Document excerpt:

Goblin Queen (She/Her/Hers)
D&D rules, while varying be edition, are pretty antagonistic toward fleeing. Opportunity attacks, slow movement compared to ranged attacks, monsters faster than the slowest in the party - lots of "take lots of damage as you try to retreat, maybe die anyway".
Yeah, this is a significant barrier to flight being a viable tactic. Additionally, it can be very difficult to tell when you’re in a situation where you need to run away. In my experience it’s usually only in retrospect that you realize “we should probably have retreated two rounds ago,” and by that time you’re probably going to get TPKd anyway if you try to retreat. So, might as well keep fighting and hope you get enough lucky rolls and the DM gets enough unlucky ones that you somehow pull through.
 

payn

He'll flip ya...Flip ya for real...
Yeah, this is a significant barrier to flight being a viable tactic. Additionally, it can be very difficult to tell when you’re in a situation where you need to run away. In my experience it’s usually only in retrospect that you realize “we should probably have retreated two rounds ago,” and by that time you’re probably going to get TPKd anyway if you try to retreat. So, might as well keep fighting and hope you get enough lucky rolls and the DM gets enough unlucky ones that you somehow pull through.
I've never thought about it straight up like this, but believe I have had better luck fighting to the death than fleeing. As you suggest, often the point of no return is not too visible. Hard to tell if you can still make it or not. Had a few TPKs, but also had a handful of last man standing with a handful of HPs and won the day.
 

iserith

Magic Wordsmith
Yeah, this is a significant barrier to flight being a viable tactic. Additionally, it can be very difficult to tell when you’re in a situation where you need to run away. In my experience it’s usually only in retrospect that you realize “we should probably have retreated two rounds ago,” and by that time you’re probably going to get TPKd anyway if you try to retreat. So, might as well keep fighting and hope you get enough lucky rolls and the DM gets enough unlucky ones that you somehow pull through.
And I hate being the guy who says "We need to run away..." and then everyone just doubles down and we manage to survive. Then I have to survive the gauntlet of "I told you so's."
 

UngainlyTitan

Legend
Supporter
I've never thought about it straight up like this, but believe I have had better luck fighting to the death than fleeing. As you suggest, often the point of no return is not too visible. Hard to tell if you can still make it or not. Had a few TPKs, but also had a handful of last man standing with a handful of HPs and won the day.
The make running away really a thing there would need morale rules applying to the party. Something along the lines of if party reaches X state then the PCs have 2 turns before they break and run. Organise a withdrawal and activate the disengage mechanics.
 

Vaalingrade

Legend
The make running away really a thing there would need morale rules applying to the party. Something along the lines of if party reaches X state then the PCs have 2 turns before they break and run. Organise a withdrawal and activate the disengage mechanics.
I mean, making the thing people don't want to do mechanically mandatory is certainly one way to do it.

Data extract:
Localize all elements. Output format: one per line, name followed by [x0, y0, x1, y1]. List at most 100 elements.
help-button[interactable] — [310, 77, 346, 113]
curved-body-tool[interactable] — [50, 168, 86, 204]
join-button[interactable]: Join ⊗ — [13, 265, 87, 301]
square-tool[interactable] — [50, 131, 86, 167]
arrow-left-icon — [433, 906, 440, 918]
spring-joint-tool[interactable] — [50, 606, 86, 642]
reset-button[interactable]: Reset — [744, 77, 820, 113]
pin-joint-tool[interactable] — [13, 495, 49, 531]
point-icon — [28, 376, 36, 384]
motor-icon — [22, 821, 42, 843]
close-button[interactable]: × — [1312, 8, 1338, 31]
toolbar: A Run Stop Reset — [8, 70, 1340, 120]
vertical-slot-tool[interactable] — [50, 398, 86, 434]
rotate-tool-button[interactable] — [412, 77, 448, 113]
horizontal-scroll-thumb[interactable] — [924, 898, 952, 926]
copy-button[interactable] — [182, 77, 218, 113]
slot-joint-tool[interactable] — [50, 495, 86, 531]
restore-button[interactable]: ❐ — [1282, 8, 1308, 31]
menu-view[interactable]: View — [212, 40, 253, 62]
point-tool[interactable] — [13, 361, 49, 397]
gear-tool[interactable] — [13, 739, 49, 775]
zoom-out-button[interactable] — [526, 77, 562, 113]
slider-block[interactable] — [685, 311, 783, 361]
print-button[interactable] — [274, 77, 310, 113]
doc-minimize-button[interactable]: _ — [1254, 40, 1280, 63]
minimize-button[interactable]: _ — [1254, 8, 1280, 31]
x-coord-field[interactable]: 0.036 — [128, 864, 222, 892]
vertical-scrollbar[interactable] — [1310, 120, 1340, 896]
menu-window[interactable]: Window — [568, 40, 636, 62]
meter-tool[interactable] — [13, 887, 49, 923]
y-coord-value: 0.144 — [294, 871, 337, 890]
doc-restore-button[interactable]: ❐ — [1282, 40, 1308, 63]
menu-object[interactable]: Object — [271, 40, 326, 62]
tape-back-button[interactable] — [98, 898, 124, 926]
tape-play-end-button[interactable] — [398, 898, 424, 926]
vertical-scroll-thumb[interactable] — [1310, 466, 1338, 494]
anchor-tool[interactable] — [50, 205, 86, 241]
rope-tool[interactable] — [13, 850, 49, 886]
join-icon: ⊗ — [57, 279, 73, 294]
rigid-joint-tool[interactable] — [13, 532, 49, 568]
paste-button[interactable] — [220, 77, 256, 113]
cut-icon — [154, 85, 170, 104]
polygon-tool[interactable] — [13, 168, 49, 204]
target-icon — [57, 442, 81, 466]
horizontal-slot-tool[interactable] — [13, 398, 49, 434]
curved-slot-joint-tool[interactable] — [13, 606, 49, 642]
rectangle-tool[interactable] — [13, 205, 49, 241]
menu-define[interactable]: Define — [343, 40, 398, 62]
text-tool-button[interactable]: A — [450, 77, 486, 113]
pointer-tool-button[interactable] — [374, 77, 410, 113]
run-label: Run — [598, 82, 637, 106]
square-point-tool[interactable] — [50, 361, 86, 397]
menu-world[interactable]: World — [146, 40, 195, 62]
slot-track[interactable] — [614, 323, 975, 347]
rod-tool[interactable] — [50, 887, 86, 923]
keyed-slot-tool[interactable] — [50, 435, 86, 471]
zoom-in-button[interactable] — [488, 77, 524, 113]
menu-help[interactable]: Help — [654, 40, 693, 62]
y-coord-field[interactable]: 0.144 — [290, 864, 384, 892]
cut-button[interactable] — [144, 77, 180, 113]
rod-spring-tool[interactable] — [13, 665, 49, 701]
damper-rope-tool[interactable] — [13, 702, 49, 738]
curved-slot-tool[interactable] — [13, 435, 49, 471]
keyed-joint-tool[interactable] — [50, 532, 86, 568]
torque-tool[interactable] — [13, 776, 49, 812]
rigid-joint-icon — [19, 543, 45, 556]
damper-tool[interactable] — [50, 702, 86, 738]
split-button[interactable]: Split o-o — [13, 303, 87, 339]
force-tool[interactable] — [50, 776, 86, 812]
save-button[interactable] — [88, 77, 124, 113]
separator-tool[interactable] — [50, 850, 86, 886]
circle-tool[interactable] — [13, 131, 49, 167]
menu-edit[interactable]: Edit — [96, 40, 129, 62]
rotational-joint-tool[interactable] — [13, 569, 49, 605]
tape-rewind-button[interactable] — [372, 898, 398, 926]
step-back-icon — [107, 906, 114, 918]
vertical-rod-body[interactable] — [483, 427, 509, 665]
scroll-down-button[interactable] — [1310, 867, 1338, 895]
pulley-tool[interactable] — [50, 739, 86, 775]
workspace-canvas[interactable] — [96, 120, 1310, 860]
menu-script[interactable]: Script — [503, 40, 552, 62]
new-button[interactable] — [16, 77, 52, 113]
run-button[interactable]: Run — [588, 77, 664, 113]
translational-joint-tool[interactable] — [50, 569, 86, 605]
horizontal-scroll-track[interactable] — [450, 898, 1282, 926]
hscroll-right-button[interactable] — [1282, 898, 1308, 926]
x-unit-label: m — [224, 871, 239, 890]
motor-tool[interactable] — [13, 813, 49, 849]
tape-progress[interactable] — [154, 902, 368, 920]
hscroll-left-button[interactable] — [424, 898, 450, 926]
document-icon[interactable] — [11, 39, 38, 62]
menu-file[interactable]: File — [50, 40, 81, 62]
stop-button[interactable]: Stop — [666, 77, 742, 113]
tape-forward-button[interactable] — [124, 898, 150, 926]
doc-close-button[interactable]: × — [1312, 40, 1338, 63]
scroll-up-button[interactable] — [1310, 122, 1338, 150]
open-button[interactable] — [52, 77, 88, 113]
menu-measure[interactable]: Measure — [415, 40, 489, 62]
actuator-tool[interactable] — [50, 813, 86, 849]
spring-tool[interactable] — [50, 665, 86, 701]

Work to be completed:
Summarize the discussion about fleeing in D&D in three sentences.

Exercise output:
Posters say that D&D rules are antagonistic toward fleeing, citing opportunity attacks, slow movement compared to ranged attacks, and monsters faster than the slowest member of the party. They add that it is hard to tell when a retreat is needed, often realizing it only in retrospect, and one poster reports having had better luck fighting to the death than fleeing. Another suggests that making running away a real option would need morale rules for the party, which a reply describes as making the thing people don't want to do mechanically mandatory.